■ Work to complete
All entries below need to be written out exactly, but without their pictures.

━━━━━ Data for the task

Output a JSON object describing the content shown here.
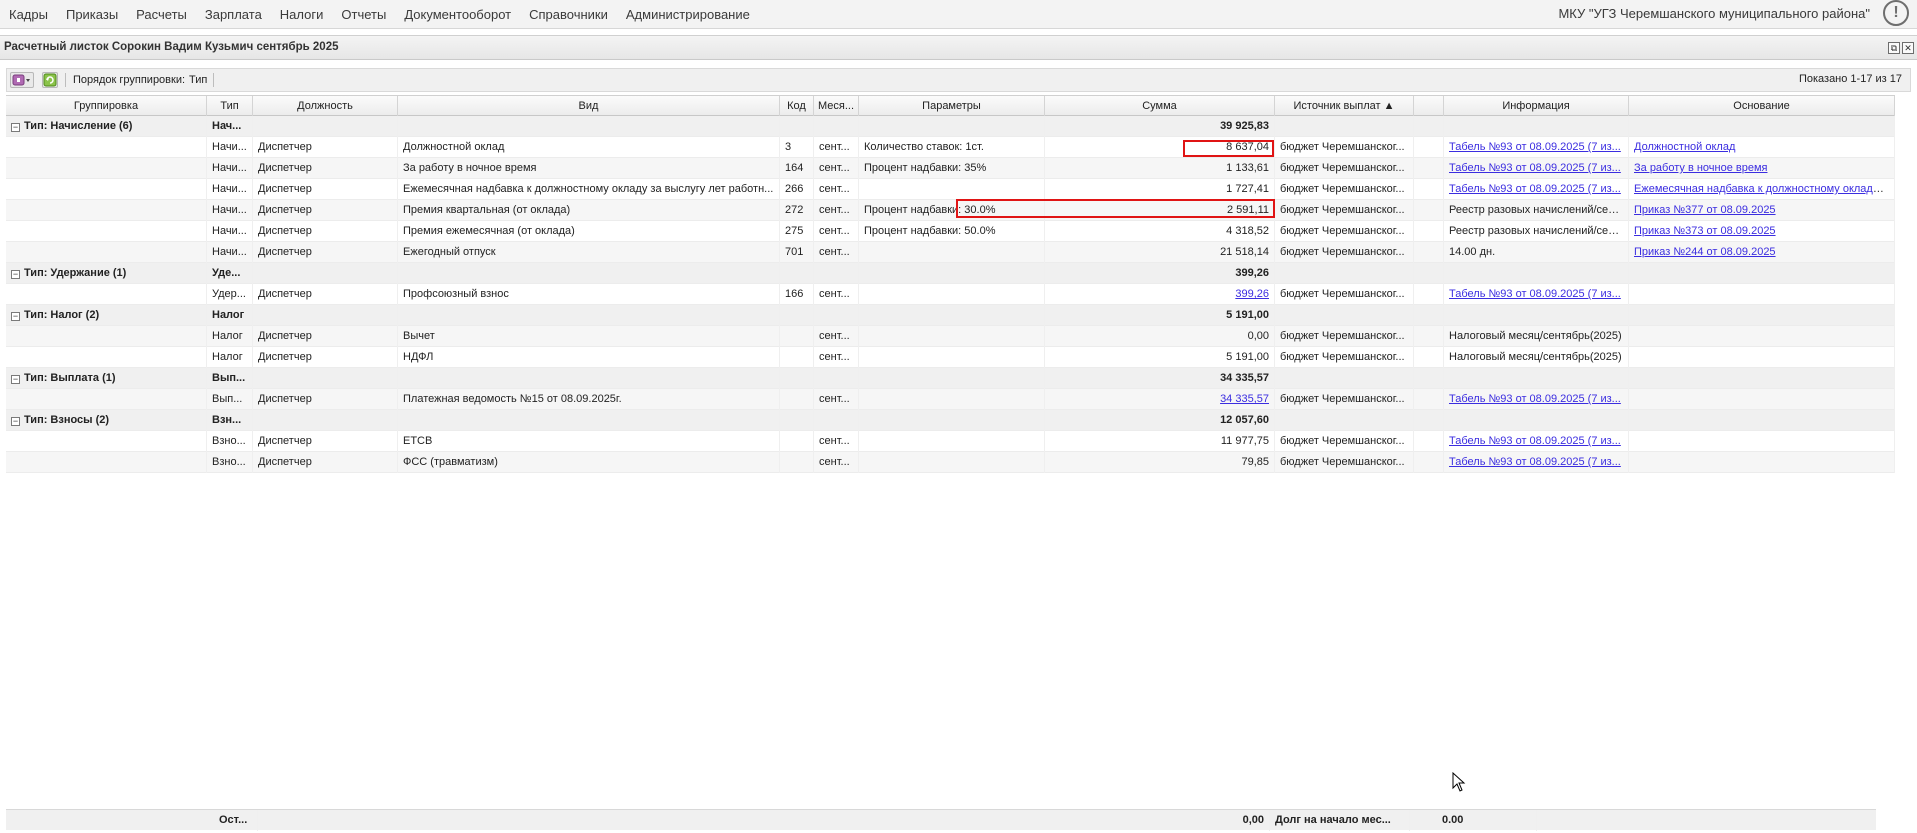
{
  "menu": {
    "items": [
      "Кадры",
      "Приказы",
      "Расчеты",
      "Зарплата",
      "Налоги",
      "Отчеты",
      "Документооборот",
      "Справочники",
      "Администрирование"
    ],
    "org": "МКУ \"УГЗ Черемшанского муниципального района\"",
    "info_icon": "!"
  },
  "window": {
    "title": "Расчетный листок Сорокин Вадим Кузьмич сентябрь 2025",
    "restore_icon": "⧉",
    "close_icon": "✕"
  },
  "toolbar": {
    "grouping_label": "Порядок группировки:",
    "grouping_value": "Тип",
    "shown": "Показано 1-17 из 17",
    "icons": [
      "add-dropdown-icon",
      "refresh-icon"
    ]
  },
  "columns": [
    "Группировка",
    "Тип",
    "Должность",
    "Вид",
    "Код",
    "Меся...",
    "Параметры",
    "Сумма",
    "Источник выплат ▲",
    "",
    "Информация",
    "Основание"
  ],
  "rows": [
    {
      "kind": "group",
      "grouping": "Тип: Начисление (6)",
      "type": "Нач...",
      "sum": "39 925,83"
    },
    {
      "kind": "data",
      "type": "Начи...",
      "position": "Диспетчер",
      "vid": "Должностной оклад",
      "code": "3",
      "month": "сент...",
      "params": "Количество ставок: 1ст.",
      "sum": "8 637,04",
      "sum_link": false,
      "source": "бюджет Черемшанског...",
      "info": "Табель №93 от 08.09.2025 (7 из...",
      "info_link": true,
      "basis": "Должностной оклад",
      "basis_link": true
    },
    {
      "kind": "data",
      "type": "Начи...",
      "position": "Диспетчер",
      "vid": "За работу в ночное время",
      "code": "164",
      "month": "сент...",
      "params": "Процент надбавки: 35%",
      "sum": "1 133,61",
      "sum_link": false,
      "source": "бюджет Черемшанског...",
      "info": "Табель №93 от 08.09.2025 (7 из...",
      "info_link": true,
      "basis": "За работу в ночное время",
      "basis_link": true
    },
    {
      "kind": "data",
      "type": "Начи...",
      "position": "Диспетчер",
      "vid": "Ежемесячная надбавка к должностному окладу за выслугу лет работн...",
      "code": "266",
      "month": "сент...",
      "params": "",
      "sum": "1 727,41",
      "sum_link": false,
      "source": "бюджет Черемшанског...",
      "info": "Табель №93 от 08.09.2025 (7 из...",
      "info_link": true,
      "basis": "Ежемесячная надбавка к должностному окладу з...",
      "basis_link": true
    },
    {
      "kind": "data",
      "type": "Начи...",
      "position": "Диспетчер",
      "vid": "Премия квартальная (от оклада)",
      "code": "272",
      "month": "сент...",
      "params": "Процент надбавки: 30.0%",
      "sum": "2 591,11",
      "sum_link": false,
      "source": "бюджет Черемшанског...",
      "info": "Реестр разовых начислений/сен...",
      "info_link": false,
      "basis": "Приказ №377 от 08.09.2025",
      "basis_link": true
    },
    {
      "kind": "data",
      "type": "Начи...",
      "position": "Диспетчер",
      "vid": "Премия ежемесячная (от оклада)",
      "code": "275",
      "month": "сент...",
      "params": "Процент надбавки: 50.0%",
      "sum": "4 318,52",
      "sum_link": false,
      "source": "бюджет Черемшанског...",
      "info": "Реестр разовых начислений/сен...",
      "info_link": false,
      "basis": "Приказ №373 от 08.09.2025",
      "basis_link": true
    },
    {
      "kind": "data",
      "type": "Начи...",
      "position": "Диспетчер",
      "vid": "Ежегодный отпуск",
      "code": "701",
      "month": "сент...",
      "params": "",
      "sum": "21 518,14",
      "sum_link": false,
      "source": "бюджет Черемшанског...",
      "info": "14.00 дн.",
      "info_link": false,
      "basis": "Приказ №244 от 08.09.2025",
      "basis_link": true
    },
    {
      "kind": "group",
      "grouping": "Тип: Удержание (1)",
      "type": "Уде...",
      "sum": "399,26"
    },
    {
      "kind": "data",
      "type": "Удер...",
      "position": "Диспетчер",
      "vid": "Профсоюзный взнос",
      "code": "166",
      "month": "сент...",
      "params": "",
      "sum": "399,26",
      "sum_link": true,
      "source": "бюджет Черемшанског...",
      "info": "Табель №93 от 08.09.2025 (7 из...",
      "info_link": true,
      "basis": "",
      "basis_link": false
    },
    {
      "kind": "group",
      "grouping": "Тип: Налог (2)",
      "type": "Налог",
      "sum": "5 191,00"
    },
    {
      "kind": "data",
      "type": "Налог",
      "position": "Диспетчер",
      "vid": "Вычет",
      "code": "",
      "month": "сент...",
      "params": "",
      "sum": "0,00",
      "sum_link": false,
      "source": "бюджет Черемшанског...",
      "info": "Налоговый месяц/сентябрь(2025)",
      "info_link": false,
      "basis": "",
      "basis_link": false
    },
    {
      "kind": "data",
      "type": "Налог",
      "position": "Диспетчер",
      "vid": "НДФЛ",
      "code": "",
      "month": "сент...",
      "params": "",
      "sum": "5 191,00",
      "sum_link": false,
      "source": "бюджет Черемшанског...",
      "info": "Налоговый месяц/сентябрь(2025)",
      "info_link": false,
      "basis": "",
      "basis_link": false
    },
    {
      "kind": "group",
      "grouping": "Тип: Выплата (1)",
      "type": "Вып...",
      "sum": "34 335,57"
    },
    {
      "kind": "data",
      "type": "Вып...",
      "position": "Диспетчер",
      "vid": "Платежная ведомость №15 от 08.09.2025г.",
      "code": "",
      "month": "сент...",
      "params": "",
      "sum": "34 335,57",
      "sum_link": true,
      "source": "бюджет Черемшанског...",
      "info": "Табель №93 от 08.09.2025 (7 из...",
      "info_link": true,
      "basis": "",
      "basis_link": false
    },
    {
      "kind": "group",
      "grouping": "Тип: Взносы (2)",
      "type": "Взн...",
      "sum": "12 057,60"
    },
    {
      "kind": "data",
      "type": "Взно...",
      "position": "Диспетчер",
      "vid": "ЕТСВ",
      "code": "",
      "month": "сент...",
      "params": "",
      "sum": "11 977,75",
      "sum_link": false,
      "source": "бюджет Черемшанског...",
      "info": "Табель №93 от 08.09.2025 (7 из...",
      "info_link": true,
      "basis": "",
      "basis_link": false
    },
    {
      "kind": "data",
      "type": "Взно...",
      "position": "Диспетчер",
      "vid": "ФСС (травматизм)",
      "code": "",
      "month": "сент...",
      "params": "",
      "sum": "79,85",
      "sum_link": false,
      "source": "бюджет Черемшанског...",
      "info": "Табель №93 от 08.09.2025 (7 из...",
      "info_link": true,
      "basis": "",
      "basis_link": false
    }
  ],
  "footer": {
    "type": "Ост...",
    "sum": "0,00",
    "debt_label": "Долг на начало мес...",
    "debt_value": "0.00"
  },
  "colors": {
    "highlight": "#e01414",
    "link": "#3b2de0"
  }
}
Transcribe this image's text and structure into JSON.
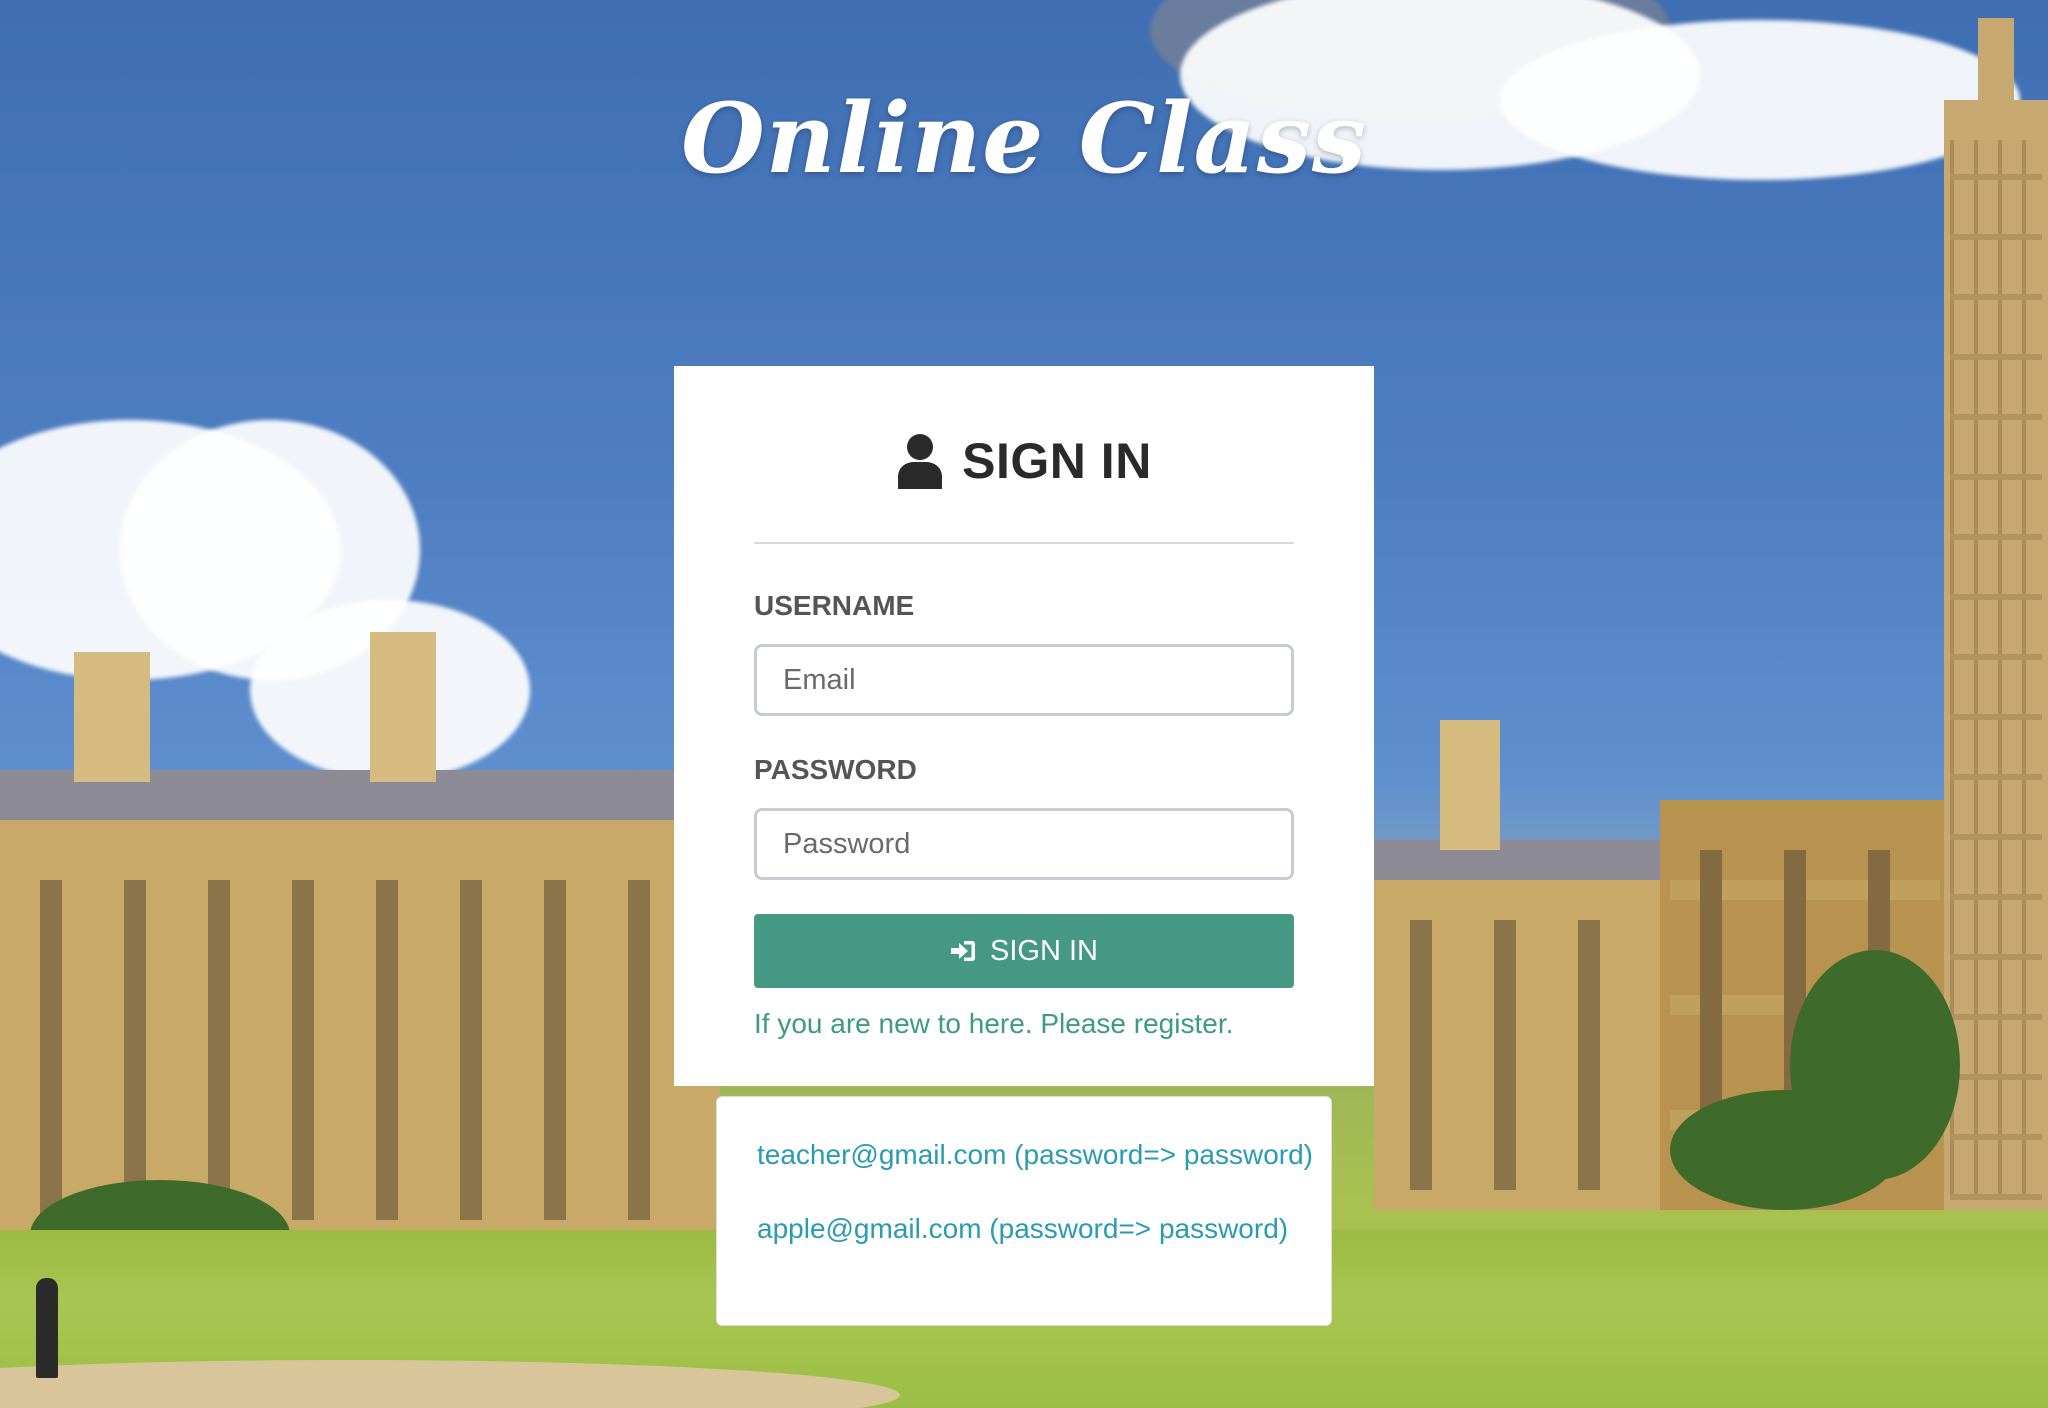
{
  "site": {
    "title": "Online Class"
  },
  "signin": {
    "title": "SIGN IN",
    "username_label": "USERNAME",
    "username_placeholder": "Email",
    "password_label": "PASSWORD",
    "password_placeholder": "Password",
    "button_label": "SIGN IN",
    "register_text": "If you are new to here. Please register."
  },
  "demo_accounts": [
    {
      "text": "teacher@gmail.com (password=> password)"
    },
    {
      "text": "apple@gmail.com (password=> password)"
    }
  ],
  "icons": {
    "header_icon": "user-icon",
    "button_icon": "sign-in-icon"
  },
  "colors": {
    "primary_button": "#459884",
    "register_link": "#3f9a82",
    "demo_link": "#2a9bb0"
  }
}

━━━━━━━━━━

■ Complete output
Output a JSON object describing the content shown here.
{
  "menu": {
    "items": [
      "Кадры",
      "Приказы",
      "Расчеты",
      "Зарплата",
      "Налоги",
      "Отчеты",
      "Документооборот",
      "Справочники",
      "Администрирование"
    ],
    "org": "МКУ \"УГЗ Черемшанского муниципального района\"",
    "info_icon": "!"
  },
  "window": {
    "title": "Расчетный листок Сорокин Вадим Кузьмич сентябрь 2025",
    "restore_icon": "⧉",
    "close_icon": "✕"
  },
  "toolbar": {
    "grouping_label": "Порядок группировки:",
    "grouping_value": "Тип",
    "shown": "Показано 1-17 из 17",
    "icons": [
      "add-dropdown-icon",
      "refresh-icon"
    ]
  },
  "columns": [
    "Группировка",
    "Тип",
    "Должность",
    "Вид",
    "Код",
    "Меся...",
    "Параметры",
    "Сумма",
    "Источник выплат ▲",
    "",
    "Информация",
    "Основание"
  ],
  "rows": [
    {
      "kind": "group",
      "grouping": "Тип: Начисление (6)",
      "type": "Нач...",
      "sum": "39 925,83"
    },
    {
      "kind": "data",
      "type": "Начи...",
      "position": "Диспетчер",
      "vid": "Должностной оклад",
      "code": "3",
      "month": "сент...",
      "params": "Количество ставок: 1ст.",
      "sum": "8 637,04",
      "sum_link": false,
      "source": "бюджет Черемшанског...",
      "info": "Табель №93 от 08.09.2025 (7 из...",
      "info_link": true,
      "basis": "Должностной оклад",
      "basis_link": true
    },
    {
      "kind": "data",
      "type": "Начи...",
      "position": "Диспетчер",
      "vid": "За работу в ночное время",
      "code": "164",
      "month": "сент...",
      "params": "Процент надбавки: 35%",
      "sum": "1 133,61",
      "sum_link": false,
      "source": "бюджет Черемшанског...",
      "info": "Табель №93 от 08.09.2025 (7 из...",
      "info_link": true,
      "basis": "За работу в ночное время",
      "basis_link": true
    },
    {
      "kind": "data",
      "type": "Начи...",
      "position": "Диспетчер",
      "vid": "Ежемесячная надбавка к должностному окладу за выслугу лет работн...",
      "code": "266",
      "month": "сент...",
      "params": "",
      "sum": "1 727,41",
      "sum_link": false,
      "source": "бюджет Черемшанског...",
      "info": "Табель №93 от 08.09.2025 (7 из...",
      "info_link": true,
      "basis": "Ежемесячная надбавка к должностному окладу з...",
      "basis_link": true
    },
    {
      "kind": "data",
      "type": "Начи...",
      "position": "Диспетчер",
      "vid": "Премия квартальная (от оклада)",
      "code": "272",
      "month": "сент...",
      "params": "Процент надбавки: 30.0%",
      "sum": "2 591,11",
      "sum_link": false,
      "source": "бюджет Черемшанског...",
      "info": "Реестр разовых начислений/сен...",
      "info_link": false,
      "basis": "Приказ №377 от 08.09.2025",
      "basis_link": true
    },
    {
      "kind": "data",
      "type": "Начи...",
      "position": "Диспетчер",
      "vid": "Премия ежемесячная (от оклада)",
      "code": "275",
      "month": "сент...",
      "params": "Процент надбавки: 50.0%",
      "sum": "4 318,52",
      "sum_link": false,
      "source": "бюджет Черемшанског...",
      "info": "Реестр разовых начислений/сен...",
      "info_link": false,
      "basis": "Приказ №373 от 08.09.2025",
      "basis_link": true
    },
    {
      "kind": "data",
      "type": "Начи...",
      "position": "Диспетчер",
      "vid": "Ежегодный отпуск",
      "code": "701",
      "month": "сент...",
      "params": "",
      "sum": "21 518,14",
      "sum_link": false,
      "source": "бюджет Черемшанског...",
      "info": "14.00 дн.",
      "info_link": false,
      "basis": "Приказ №244 от 08.09.2025",
      "basis_link": true
    },
    {
      "kind": "group",
      "grouping": "Тип: Удержание (1)",
      "type": "Уде...",
      "sum": "399,26"
    },
    {
      "kind": "data",
      "type": "Удер...",
      "position": "Диспетчер",
      "vid": "Профсоюзный взнос",
      "code": "166",
      "month": "сент...",
      "params": "",
      "sum": "399,26",
      "sum_link": true,
      "source": "бюджет Черемшанског...",
      "info": "Табель №93 от 08.09.2025 (7 из...",
      "info_link": true,
      "basis": "",
      "basis_link": false
    },
    {
      "kind": "group",
      "grouping": "Тип: Налог (2)",
      "type": "Налог",
      "sum": "5 191,00"
    },
    {
      "kind": "data",
      "type": "Налог",
      "position": "Диспетчер",
      "vid": "Вычет",
      "code": "",
      "month": "сент...",
      "params": "",
      "sum": "0,00",
      "sum_link": false,
      "source": "бюджет Черемшанског...",
      "info": "Налоговый месяц/сентябрь(2025)",
      "info_link": false,
      "basis": "",
      "basis_link": false
    },
    {
      "kind": "data",
      "type": "Налог",
      "position": "Диспетчер",
      "vid": "НДФЛ",
      "code": "",
      "month": "сент...",
      "params": "",
      "sum": "5 191,00",
      "sum_link": false,
      "source": "бюджет Черемшанског...",
      "info": "Налоговый месяц/сентябрь(2025)",
      "info_link": false,
      "basis": "",
      "basis_link": false
    },
    {
      "kind": "group",
      "grouping": "Тип: Выплата (1)",
      "type": "Вып...",
      "sum": "34 335,57"
    },
    {
      "kind": "data",
      "type": "Вып...",
      "position": "Диспетчер",
      "vid": "Платежная ведомость №15 от 08.09.2025г.",
      "code": "",
      "month": "сент...",
      "params": "",
      "sum": "34 335,57",
      "sum_link": true,
      "source": "бюджет Черемшанског...",
      "info": "Табель №93 от 08.09.2025 (7 из...",
      "info_link": true,
      "basis": "",
      "basis_link": false
    },
    {
      "kind": "group",
      "grouping": "Тип: Взносы (2)",
      "type": "Взн...",
      "sum": "12 057,60"
    },
    {
      "kind": "data",
      "type": "Взно...",
      "position": "Диспетчер",
      "vid": "ЕТСВ",
      "code": "",
      "month": "сент...",
      "params": "",
      "sum": "11 977,75",
      "sum_link": false,
      "source": "бюджет Черемшанског...",
      "info": "Табель №93 от 08.09.2025 (7 из...",
      "info_link": true,
      "basis": "",
      "basis_link": false
    },
    {
      "kind": "data",
      "type": "Взно...",
      "position": "Диспетчер",
      "vid": "ФСС (травматизм)",
      "code": "",
      "month": "сент...",
      "params": "",
      "sum": "79,85",
      "sum_link": false,
      "source": "бюджет Черемшанског...",
      "info": "Табель №93 от 08.09.2025 (7 из...",
      "info_link": true,
      "basis": "",
      "basis_link": false
    }
  ],
  "footer": {
    "type": "Ост...",
    "sum": "0,00",
    "debt_label": "Долг на начало мес...",
    "debt_value": "0.00"
  },
  "colors": {
    "highlight": "#e01414",
    "link": "#3b2de0"
  }
}
Transcribe this image's text and structure into JSON.
{
  "site": {
    "title": "Online Class"
  },
  "signin": {
    "title": "SIGN IN",
    "username_label": "USERNAME",
    "username_placeholder": "Email",
    "password_label": "PASSWORD",
    "password_placeholder": "Password",
    "button_label": "SIGN IN",
    "register_text": "If you are new to here. Please register."
  },
  "demo_accounts": [
    {
      "text": "teacher@gmail.com (password=> password)"
    },
    {
      "text": "apple@gmail.com (password=> password)"
    }
  ],
  "icons": {
    "header_icon": "user-icon",
    "button_icon": "sign-in-icon"
  },
  "colors": {
    "primary_button": "#459884",
    "register_link": "#3f9a82",
    "demo_link": "#2a9bb0"
  }
}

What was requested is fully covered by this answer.